• _Exercise objective_
Extend the Full Metal Gokudo review below by writing the paragraphs that come after its last sentence.

• _Page text_
▼▼▼
The rest of the movie is Hagane/Tosa’s revenge on various yakuzas, though it’s very difficult to follow, since there appear to be several gangs with various mergers and alliances in progress. Plus of course everybody blames someone else for the hit on Tosa when they see Hagane’s invulnerability: he is bullet-proof with massive strength, super hearing and X-ray vision (one of his eyes is detachable).

Hagane ends up living in a ramshackle tent/hut on the beach near a small cemetery which contains the Tosa family tomb, where he meets Yukari, the young woman who was with Tosa on the night when he attacked his rivals. Yukari and Hagane fall in love - she says he reminds her of Tosa - but he cannot bring himself to be intimate with her. “I am a monster with a metal body,” he says, showing her Tosa’s tattoo.

Yukari then disappears and attempts her own revenge on the yakuza who killed her lover but is captured and tortured. Shown a photo of Yukari in bondage, Hagane is forced to work for the yakuzas but then fakes his own death when they blow up his hut, leaving his detachable eye as proof. This is carried into the warehouse where Yukari is held, and so Hagane sees her gang-raped and then committing suicide in a particularly unpleasant manner.

The film culminates in the expected violent revenge, but quite frankly nothing that happens in the last five minutes makes any sense whatsoever. The difference between this film and the stylish professionalism of Audition, made only two years later, is very obvious.

Most western reviews of Full Metal Gokudo say that it is a spoof of RoboCop which is both lazy and inaccurate. Yes, both films involve someone being converted into a cyborg without their consent and then using their new-found power to fight criminals - but that’s an entire subgenre of which RoboCop is merely the best-known and biggest-budgeted example. Cyborg Cop, ROTOR, Steel and Lace, even The Six Million Dollar Man - all have a similar premise, as do many other B-movies and TV series. Hagane is not a cop, either before or after surgery, and there is none of the introspection or futuristic satire which characterised the Verhoeven film.

One thing that sets Full Metal Gokudo aside from similar films is that the cyborg is created from two people, and Tosa’s heart affects its actions as much as Hagane’s head. It’s not quite an All of Me situation, but ‘Hagane’ has flashbacks to aspects of Tosa’s life, and it is ironically highlighted in Yukari’s tearful goodbye letter to him, explaining that she cannot love two men at once.
▲▲▲
• _Records shown_
▼▼▼
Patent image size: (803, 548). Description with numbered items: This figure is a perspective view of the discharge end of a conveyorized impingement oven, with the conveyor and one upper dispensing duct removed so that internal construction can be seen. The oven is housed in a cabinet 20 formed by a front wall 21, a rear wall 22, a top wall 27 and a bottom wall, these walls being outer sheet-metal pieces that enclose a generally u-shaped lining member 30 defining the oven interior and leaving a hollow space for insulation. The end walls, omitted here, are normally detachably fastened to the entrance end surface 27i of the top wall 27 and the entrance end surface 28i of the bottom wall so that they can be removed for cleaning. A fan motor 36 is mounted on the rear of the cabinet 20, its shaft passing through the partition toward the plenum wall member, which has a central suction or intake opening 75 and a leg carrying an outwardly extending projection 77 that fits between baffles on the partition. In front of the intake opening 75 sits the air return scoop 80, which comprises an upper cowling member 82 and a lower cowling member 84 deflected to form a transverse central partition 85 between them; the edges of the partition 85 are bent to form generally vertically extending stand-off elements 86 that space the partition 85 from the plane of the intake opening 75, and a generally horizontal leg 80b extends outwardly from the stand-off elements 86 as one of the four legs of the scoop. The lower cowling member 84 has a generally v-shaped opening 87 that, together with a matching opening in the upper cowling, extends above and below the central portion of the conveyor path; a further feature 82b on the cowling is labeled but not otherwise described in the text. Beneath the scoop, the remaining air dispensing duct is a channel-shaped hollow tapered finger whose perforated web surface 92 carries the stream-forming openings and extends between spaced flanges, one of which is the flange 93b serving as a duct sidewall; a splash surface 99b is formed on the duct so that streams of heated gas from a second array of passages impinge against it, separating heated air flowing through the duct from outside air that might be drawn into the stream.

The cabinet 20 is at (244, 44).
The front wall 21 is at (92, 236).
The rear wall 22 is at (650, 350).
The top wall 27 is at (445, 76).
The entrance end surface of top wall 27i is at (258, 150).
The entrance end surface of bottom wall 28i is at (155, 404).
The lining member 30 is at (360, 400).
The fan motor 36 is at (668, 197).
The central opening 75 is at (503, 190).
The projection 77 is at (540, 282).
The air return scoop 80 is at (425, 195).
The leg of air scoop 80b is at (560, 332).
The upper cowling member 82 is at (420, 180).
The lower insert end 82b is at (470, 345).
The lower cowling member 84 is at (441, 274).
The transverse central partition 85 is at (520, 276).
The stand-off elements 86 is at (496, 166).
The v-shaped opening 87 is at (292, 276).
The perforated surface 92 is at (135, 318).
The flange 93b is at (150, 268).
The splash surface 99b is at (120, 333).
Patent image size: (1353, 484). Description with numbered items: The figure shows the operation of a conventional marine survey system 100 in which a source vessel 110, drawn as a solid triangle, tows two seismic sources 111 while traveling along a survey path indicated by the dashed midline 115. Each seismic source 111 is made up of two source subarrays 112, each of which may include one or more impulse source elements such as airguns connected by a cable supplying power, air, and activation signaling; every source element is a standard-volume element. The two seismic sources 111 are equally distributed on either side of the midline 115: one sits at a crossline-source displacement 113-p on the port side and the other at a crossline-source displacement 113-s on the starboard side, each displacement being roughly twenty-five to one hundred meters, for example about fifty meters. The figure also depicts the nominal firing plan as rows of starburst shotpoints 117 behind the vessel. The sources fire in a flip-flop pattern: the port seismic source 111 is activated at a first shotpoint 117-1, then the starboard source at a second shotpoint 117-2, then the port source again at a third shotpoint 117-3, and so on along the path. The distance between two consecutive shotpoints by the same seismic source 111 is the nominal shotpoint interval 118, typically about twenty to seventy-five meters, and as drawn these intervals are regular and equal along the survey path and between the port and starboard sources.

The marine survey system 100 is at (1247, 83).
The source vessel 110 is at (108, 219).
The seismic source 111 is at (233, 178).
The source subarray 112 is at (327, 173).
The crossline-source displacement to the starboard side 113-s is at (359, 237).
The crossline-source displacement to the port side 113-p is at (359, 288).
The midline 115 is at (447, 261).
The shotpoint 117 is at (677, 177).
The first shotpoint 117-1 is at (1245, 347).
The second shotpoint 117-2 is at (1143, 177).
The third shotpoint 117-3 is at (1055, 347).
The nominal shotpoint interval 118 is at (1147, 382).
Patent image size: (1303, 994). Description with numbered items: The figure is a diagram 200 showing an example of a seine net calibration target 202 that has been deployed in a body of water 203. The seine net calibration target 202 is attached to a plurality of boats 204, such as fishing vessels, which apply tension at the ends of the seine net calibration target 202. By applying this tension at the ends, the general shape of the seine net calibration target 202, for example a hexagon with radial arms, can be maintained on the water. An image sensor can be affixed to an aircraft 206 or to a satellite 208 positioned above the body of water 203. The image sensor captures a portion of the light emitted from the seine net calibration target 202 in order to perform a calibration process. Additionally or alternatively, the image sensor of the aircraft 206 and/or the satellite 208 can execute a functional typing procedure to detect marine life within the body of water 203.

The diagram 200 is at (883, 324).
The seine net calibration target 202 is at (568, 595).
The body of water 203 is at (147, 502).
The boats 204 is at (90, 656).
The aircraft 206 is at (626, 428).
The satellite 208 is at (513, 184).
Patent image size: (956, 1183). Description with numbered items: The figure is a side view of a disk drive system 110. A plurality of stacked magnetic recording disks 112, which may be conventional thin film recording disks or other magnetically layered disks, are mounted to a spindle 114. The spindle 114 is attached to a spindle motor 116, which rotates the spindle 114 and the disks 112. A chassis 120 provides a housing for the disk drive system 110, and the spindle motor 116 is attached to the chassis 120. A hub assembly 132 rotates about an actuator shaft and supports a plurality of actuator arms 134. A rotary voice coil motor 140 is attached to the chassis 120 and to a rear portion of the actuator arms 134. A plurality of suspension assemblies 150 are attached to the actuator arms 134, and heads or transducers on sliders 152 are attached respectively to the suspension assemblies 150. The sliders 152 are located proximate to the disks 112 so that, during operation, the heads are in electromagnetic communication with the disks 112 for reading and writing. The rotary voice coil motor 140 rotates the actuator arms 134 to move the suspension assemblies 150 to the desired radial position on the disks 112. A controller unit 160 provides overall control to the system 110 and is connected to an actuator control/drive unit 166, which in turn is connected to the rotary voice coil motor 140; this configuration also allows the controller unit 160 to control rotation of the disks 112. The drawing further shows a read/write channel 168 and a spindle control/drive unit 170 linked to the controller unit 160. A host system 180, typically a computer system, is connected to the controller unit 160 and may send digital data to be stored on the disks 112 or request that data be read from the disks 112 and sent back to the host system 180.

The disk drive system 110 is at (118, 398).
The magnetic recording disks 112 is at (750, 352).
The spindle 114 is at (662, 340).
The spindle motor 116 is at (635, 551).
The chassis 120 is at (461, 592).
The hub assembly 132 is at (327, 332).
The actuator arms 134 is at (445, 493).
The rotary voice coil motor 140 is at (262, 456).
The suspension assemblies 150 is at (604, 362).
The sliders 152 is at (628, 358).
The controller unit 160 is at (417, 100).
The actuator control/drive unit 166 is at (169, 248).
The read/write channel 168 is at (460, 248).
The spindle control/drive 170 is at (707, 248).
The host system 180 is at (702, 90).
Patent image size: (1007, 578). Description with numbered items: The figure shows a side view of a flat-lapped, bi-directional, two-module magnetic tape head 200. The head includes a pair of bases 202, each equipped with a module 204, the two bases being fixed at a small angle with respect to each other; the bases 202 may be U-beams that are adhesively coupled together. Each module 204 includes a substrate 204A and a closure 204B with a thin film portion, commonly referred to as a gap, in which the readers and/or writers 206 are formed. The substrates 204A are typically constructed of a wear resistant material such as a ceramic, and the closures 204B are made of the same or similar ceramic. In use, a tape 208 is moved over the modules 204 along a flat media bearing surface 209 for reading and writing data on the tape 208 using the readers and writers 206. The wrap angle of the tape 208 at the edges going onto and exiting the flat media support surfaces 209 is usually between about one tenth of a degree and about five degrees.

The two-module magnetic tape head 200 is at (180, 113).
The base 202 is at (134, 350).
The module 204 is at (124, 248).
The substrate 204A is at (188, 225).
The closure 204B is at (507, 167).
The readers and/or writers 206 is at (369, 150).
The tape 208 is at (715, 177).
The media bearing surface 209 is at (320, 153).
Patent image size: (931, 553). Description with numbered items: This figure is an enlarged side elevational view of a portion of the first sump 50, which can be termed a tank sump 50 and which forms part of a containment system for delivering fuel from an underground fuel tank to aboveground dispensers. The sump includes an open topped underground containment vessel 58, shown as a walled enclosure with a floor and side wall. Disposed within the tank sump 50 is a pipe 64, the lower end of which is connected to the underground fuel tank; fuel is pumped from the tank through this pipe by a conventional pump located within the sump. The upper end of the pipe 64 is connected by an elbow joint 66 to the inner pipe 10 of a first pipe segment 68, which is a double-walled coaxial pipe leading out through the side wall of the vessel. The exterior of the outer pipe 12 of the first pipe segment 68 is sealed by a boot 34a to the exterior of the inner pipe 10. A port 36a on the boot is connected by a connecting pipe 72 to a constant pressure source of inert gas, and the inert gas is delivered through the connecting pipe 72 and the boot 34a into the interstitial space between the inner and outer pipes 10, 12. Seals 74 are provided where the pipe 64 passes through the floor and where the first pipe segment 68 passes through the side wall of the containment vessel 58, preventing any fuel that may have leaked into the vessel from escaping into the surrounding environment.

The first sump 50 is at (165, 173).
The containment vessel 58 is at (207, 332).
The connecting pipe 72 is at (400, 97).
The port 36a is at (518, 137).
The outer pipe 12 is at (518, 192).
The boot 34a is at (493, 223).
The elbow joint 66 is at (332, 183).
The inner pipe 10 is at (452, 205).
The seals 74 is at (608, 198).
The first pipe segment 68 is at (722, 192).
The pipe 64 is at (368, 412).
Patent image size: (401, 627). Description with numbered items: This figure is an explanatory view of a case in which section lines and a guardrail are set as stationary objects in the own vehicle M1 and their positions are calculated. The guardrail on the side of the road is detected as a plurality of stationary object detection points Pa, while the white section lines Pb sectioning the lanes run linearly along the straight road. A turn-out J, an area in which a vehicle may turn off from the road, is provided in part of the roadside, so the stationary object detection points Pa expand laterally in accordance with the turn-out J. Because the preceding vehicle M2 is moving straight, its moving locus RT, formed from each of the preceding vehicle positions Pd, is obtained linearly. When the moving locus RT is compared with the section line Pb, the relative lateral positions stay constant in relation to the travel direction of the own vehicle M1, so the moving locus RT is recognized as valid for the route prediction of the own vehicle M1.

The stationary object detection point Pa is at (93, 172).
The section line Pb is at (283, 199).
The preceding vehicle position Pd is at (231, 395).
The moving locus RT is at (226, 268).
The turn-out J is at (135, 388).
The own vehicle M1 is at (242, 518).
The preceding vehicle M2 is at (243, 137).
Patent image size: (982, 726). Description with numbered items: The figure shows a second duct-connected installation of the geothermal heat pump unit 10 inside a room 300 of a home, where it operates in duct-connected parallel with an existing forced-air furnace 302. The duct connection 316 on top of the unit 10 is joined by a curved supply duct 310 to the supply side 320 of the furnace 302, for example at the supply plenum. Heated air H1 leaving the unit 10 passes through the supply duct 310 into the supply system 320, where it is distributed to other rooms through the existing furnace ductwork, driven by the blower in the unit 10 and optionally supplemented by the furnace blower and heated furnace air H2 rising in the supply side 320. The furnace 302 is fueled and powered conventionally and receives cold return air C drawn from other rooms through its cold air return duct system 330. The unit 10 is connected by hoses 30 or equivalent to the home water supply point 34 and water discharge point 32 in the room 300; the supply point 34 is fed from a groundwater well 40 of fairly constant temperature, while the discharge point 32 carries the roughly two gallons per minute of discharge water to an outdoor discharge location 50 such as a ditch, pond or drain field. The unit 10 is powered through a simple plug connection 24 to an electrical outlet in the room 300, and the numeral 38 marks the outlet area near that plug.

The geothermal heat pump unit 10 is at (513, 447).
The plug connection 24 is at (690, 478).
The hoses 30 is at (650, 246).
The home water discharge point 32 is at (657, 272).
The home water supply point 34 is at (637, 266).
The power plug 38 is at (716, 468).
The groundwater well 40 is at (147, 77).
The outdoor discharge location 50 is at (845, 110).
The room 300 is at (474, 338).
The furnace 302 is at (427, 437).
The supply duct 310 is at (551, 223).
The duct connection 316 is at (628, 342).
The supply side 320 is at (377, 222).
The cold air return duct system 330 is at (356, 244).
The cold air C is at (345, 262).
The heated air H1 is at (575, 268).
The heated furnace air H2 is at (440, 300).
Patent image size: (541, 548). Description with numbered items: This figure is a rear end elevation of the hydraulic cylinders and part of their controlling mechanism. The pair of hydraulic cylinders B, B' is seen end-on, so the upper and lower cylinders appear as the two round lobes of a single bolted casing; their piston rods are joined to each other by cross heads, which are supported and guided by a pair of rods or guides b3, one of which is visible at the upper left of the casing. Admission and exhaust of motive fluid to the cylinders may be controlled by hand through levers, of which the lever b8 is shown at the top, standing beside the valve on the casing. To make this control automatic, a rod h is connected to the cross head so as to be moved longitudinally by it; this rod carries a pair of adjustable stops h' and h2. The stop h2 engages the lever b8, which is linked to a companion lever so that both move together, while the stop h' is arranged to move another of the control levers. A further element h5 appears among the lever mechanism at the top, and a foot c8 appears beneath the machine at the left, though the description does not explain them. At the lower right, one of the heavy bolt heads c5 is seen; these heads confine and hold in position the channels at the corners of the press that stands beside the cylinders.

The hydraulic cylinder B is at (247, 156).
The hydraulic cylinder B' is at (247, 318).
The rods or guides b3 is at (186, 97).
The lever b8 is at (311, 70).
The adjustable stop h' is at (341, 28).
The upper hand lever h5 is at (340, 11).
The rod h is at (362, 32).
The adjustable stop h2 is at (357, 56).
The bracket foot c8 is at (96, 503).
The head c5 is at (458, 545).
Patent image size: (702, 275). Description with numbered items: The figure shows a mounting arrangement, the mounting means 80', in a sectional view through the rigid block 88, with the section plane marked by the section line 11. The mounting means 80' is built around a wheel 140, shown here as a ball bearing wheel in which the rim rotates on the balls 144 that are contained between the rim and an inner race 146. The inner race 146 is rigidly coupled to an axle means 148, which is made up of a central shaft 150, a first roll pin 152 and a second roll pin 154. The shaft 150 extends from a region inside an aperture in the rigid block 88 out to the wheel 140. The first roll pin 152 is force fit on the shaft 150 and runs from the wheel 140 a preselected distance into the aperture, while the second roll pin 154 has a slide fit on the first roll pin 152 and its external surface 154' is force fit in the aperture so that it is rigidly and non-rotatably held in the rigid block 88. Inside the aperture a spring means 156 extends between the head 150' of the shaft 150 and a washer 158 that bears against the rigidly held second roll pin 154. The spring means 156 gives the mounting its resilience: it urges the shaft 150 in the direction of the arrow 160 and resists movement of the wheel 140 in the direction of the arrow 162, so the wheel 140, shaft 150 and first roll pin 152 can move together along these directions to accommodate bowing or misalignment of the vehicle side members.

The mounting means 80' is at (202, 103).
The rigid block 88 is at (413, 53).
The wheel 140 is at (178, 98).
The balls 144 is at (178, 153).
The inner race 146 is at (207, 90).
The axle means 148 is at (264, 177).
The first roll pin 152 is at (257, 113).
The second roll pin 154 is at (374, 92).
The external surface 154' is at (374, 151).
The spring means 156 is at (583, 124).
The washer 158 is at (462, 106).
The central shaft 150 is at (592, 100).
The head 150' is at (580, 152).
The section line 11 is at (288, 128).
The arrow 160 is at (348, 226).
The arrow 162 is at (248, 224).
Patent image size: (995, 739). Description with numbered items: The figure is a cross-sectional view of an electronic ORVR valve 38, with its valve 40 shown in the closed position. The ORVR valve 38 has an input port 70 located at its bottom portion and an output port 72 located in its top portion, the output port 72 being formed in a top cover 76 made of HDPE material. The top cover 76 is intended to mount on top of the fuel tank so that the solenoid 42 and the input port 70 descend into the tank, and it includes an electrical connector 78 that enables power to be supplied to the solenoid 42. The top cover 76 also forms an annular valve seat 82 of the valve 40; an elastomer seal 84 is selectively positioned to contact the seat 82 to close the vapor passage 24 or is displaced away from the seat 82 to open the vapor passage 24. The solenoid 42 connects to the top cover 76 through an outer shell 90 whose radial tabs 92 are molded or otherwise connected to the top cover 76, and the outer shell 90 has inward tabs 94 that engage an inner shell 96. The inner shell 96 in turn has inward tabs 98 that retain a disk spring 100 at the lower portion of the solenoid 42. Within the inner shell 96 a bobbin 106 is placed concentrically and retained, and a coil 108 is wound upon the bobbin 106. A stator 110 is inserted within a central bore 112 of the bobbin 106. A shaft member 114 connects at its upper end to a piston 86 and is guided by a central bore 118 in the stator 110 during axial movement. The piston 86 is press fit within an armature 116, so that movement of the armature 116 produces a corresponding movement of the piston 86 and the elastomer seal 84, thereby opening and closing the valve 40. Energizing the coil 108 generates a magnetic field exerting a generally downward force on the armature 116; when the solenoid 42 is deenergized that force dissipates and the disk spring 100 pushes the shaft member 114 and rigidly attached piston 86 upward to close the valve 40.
▲▲▲
• _Task output_
There are plenty of guns in this film, but also loads of samurai swords, which are always much, much more interesting to watch. Plenty of blood and occasional decapitations are well-done, but there are also some CGI effects which are so badly matted in that they look like they’ve been done on a laptop.

The widescreen transfer is as faultless as one expects from ArtsMagic, but reviewing this from an advance disc, I don’t know what extras they are planning to include. I’ve sent them bio/filmographies for Miike and the lead actors (not that I’m sure who plays who as the end titles aren’t translated on my disc). Principal players include Tsuyoshi Ujiki (Cure), Shoko Nakahara (Miike’s Visitor Q), Tomorowo/Tomo Taguchi (who starred in Tetsuo the Iron Man - which may also have influenced this film - and its sequel, as well as Android of Notre Dame, Tokyo Fist, Gamera 2 and 3, and DANGAN Runner) and the ubiquitous Ren Osugi (Sonatine, Hana-Bi, Brother, DANGAN Runner, Parasite Eve, Exte: Hair Extensions, Cure, Audition, Hypnosis, Uzumaki...).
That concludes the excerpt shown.